• [What to produce]: Check every line of the data below for the string "author", and copy the ones that hold it.

---------- Entries

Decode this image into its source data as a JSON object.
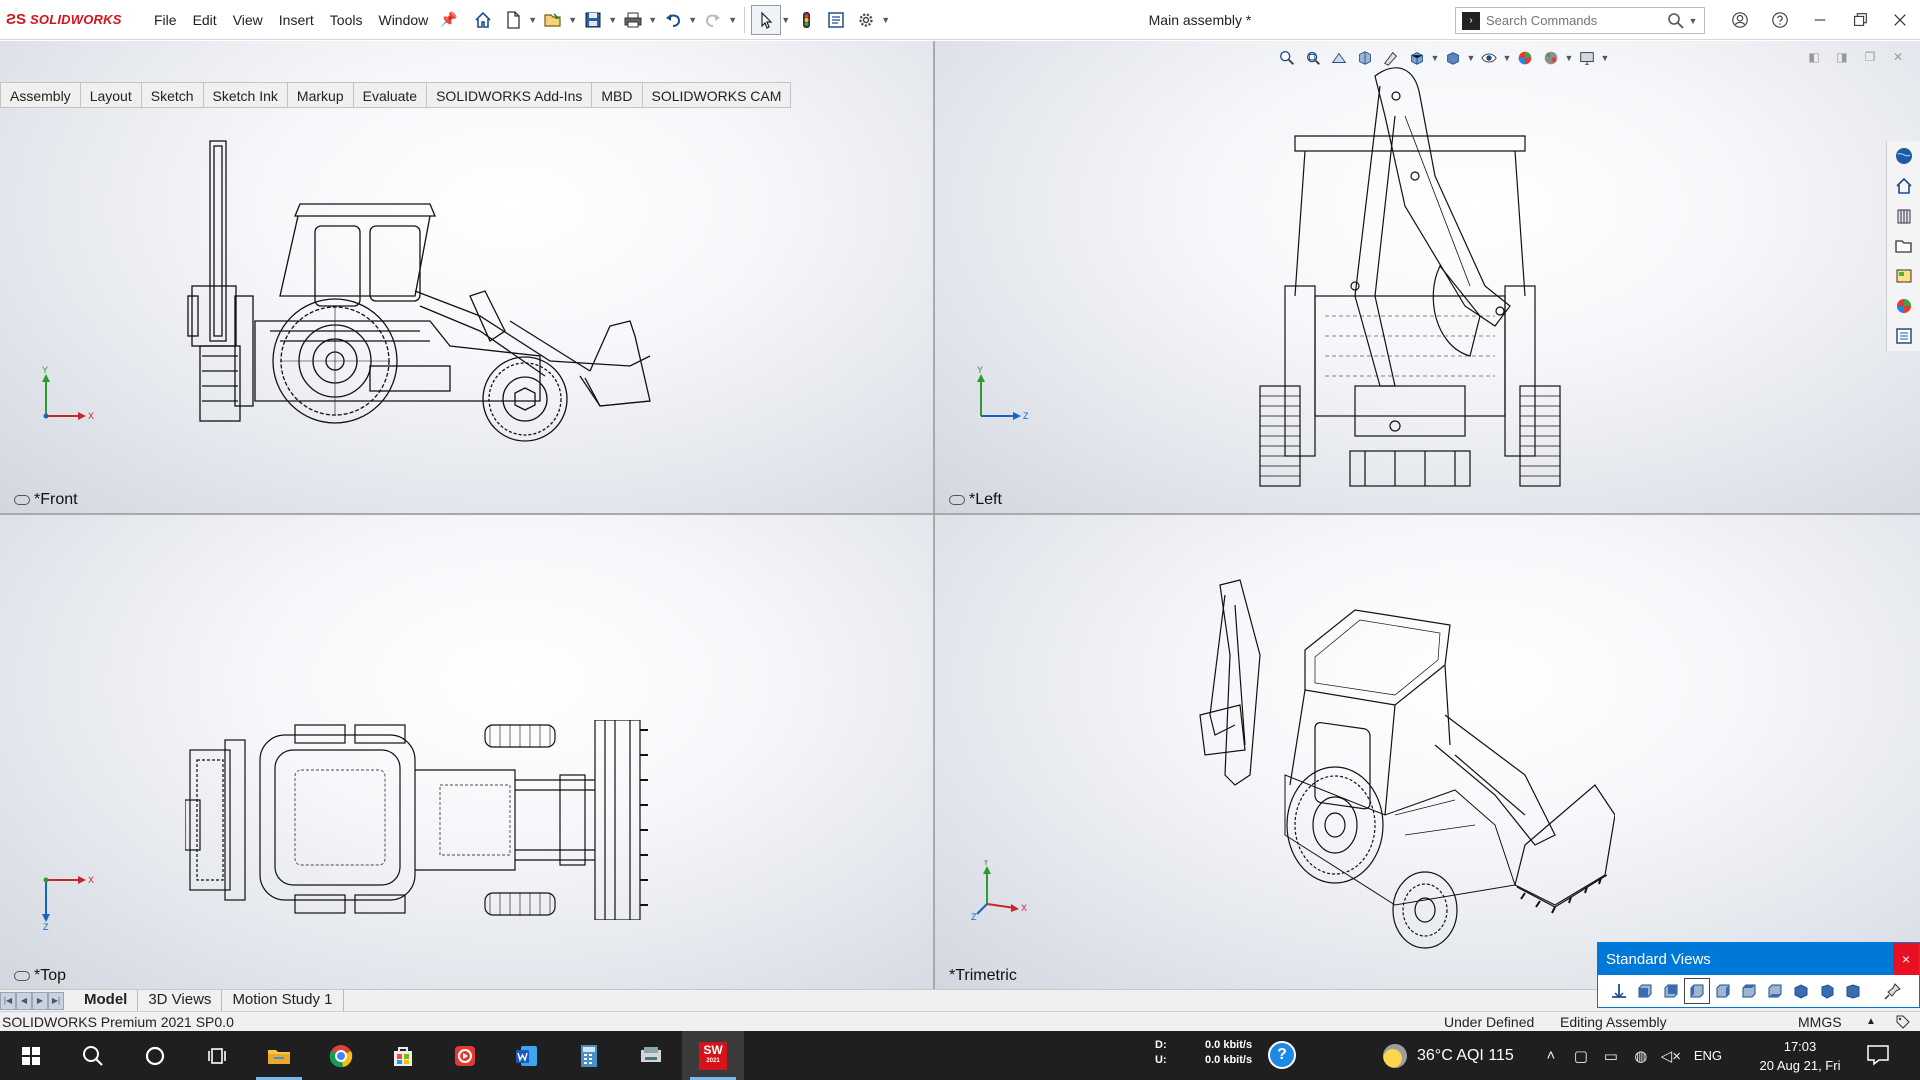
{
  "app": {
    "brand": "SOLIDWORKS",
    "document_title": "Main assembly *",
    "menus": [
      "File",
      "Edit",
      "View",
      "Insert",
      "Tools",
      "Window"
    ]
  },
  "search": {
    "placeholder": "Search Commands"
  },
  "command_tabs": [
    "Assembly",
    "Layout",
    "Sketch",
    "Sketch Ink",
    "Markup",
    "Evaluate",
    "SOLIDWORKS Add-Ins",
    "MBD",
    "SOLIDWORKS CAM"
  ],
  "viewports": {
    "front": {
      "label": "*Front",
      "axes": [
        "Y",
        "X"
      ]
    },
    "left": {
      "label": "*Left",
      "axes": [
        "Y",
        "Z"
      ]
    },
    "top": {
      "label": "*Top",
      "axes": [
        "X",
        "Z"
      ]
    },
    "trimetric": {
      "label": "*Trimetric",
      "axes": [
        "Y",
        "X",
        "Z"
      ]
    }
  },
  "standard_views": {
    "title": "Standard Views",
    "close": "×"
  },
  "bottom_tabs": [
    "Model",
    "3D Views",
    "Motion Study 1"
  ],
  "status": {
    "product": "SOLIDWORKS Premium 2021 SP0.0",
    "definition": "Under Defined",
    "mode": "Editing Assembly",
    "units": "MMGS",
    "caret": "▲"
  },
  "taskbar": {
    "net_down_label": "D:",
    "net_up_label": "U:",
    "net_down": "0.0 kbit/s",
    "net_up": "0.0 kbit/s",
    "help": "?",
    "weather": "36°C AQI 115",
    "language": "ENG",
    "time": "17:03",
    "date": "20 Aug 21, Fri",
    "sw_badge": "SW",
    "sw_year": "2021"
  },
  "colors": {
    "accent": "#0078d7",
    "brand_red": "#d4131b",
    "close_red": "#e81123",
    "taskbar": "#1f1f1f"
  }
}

--------------------
---------- Entries

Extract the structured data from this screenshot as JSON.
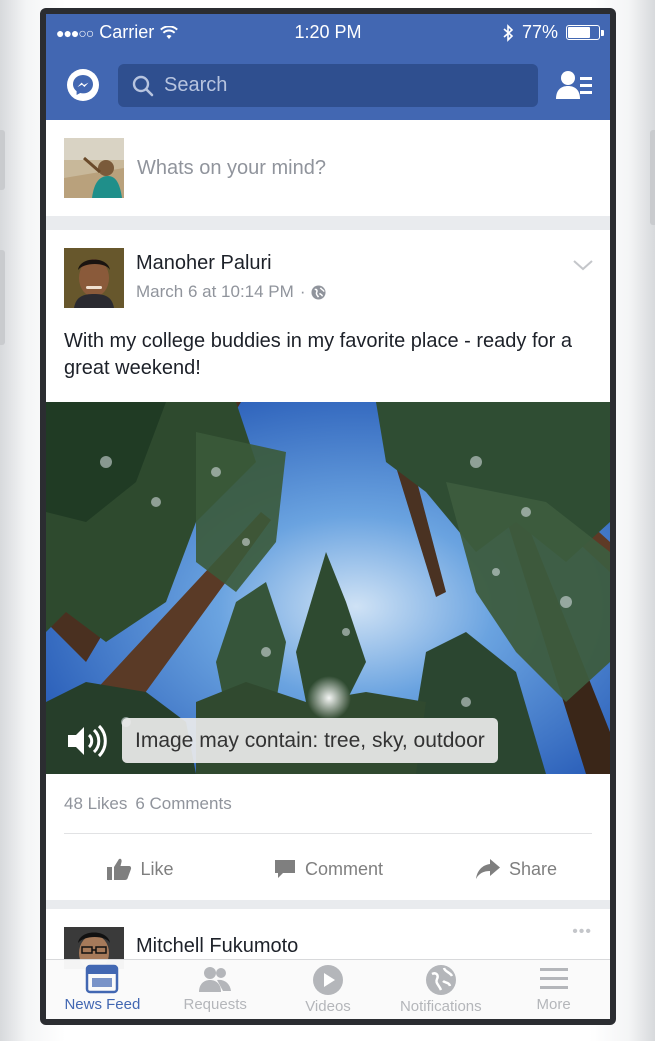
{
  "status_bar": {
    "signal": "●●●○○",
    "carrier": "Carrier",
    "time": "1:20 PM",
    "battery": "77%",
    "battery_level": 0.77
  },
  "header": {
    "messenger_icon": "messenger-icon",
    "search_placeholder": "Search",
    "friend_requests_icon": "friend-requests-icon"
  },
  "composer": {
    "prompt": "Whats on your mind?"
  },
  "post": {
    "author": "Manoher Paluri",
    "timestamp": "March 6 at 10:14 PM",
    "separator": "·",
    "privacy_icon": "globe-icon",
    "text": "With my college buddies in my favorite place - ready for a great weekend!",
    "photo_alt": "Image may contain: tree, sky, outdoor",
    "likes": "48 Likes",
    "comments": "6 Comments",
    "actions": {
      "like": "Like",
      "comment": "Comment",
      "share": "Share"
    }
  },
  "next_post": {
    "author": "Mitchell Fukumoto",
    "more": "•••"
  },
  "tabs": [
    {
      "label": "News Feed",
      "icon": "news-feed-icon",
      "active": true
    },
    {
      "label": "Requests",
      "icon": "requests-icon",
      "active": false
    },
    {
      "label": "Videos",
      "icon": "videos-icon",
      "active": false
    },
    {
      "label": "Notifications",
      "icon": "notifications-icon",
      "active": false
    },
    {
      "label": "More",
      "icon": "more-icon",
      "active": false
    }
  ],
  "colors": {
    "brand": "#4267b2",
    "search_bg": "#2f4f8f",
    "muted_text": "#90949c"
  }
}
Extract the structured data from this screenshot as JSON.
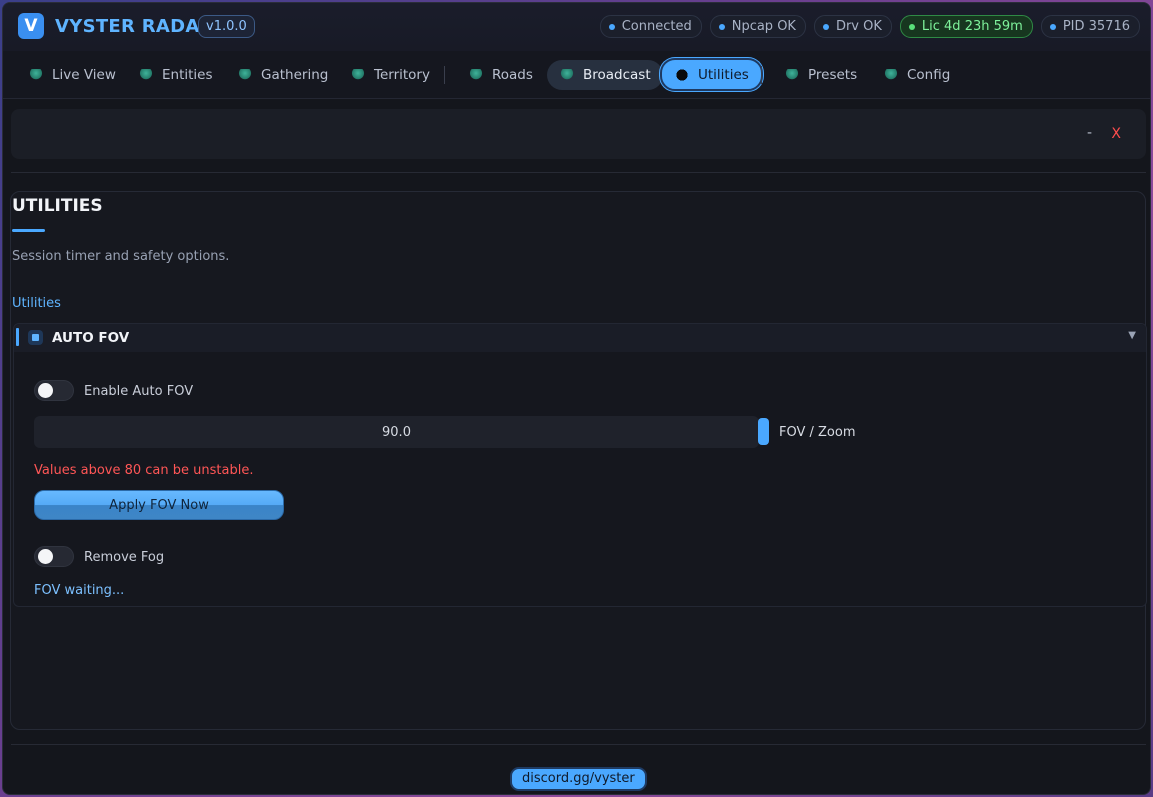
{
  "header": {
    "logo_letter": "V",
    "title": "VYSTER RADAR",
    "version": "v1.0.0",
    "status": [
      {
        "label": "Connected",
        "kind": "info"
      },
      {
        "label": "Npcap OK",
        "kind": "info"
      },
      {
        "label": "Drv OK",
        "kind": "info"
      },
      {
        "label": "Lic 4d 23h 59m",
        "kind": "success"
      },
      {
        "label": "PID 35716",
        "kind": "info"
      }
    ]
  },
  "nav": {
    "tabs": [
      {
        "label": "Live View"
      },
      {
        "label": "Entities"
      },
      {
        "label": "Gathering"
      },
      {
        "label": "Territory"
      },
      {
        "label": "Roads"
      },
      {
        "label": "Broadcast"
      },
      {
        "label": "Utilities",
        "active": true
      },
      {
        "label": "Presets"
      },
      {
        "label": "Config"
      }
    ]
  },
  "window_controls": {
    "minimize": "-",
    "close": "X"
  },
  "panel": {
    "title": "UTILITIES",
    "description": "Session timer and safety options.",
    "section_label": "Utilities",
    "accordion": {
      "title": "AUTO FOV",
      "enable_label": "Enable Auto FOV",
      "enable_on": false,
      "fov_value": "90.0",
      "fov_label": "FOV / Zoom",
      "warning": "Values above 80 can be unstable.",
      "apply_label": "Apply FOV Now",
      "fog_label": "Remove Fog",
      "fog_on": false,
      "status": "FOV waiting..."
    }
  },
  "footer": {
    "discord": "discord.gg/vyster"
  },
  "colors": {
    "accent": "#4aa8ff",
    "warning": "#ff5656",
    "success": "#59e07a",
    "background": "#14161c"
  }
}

--------------------

• [Task answer]:
    "author": "Manoher Paluri",
    "author": "Mitchell Fukumoto",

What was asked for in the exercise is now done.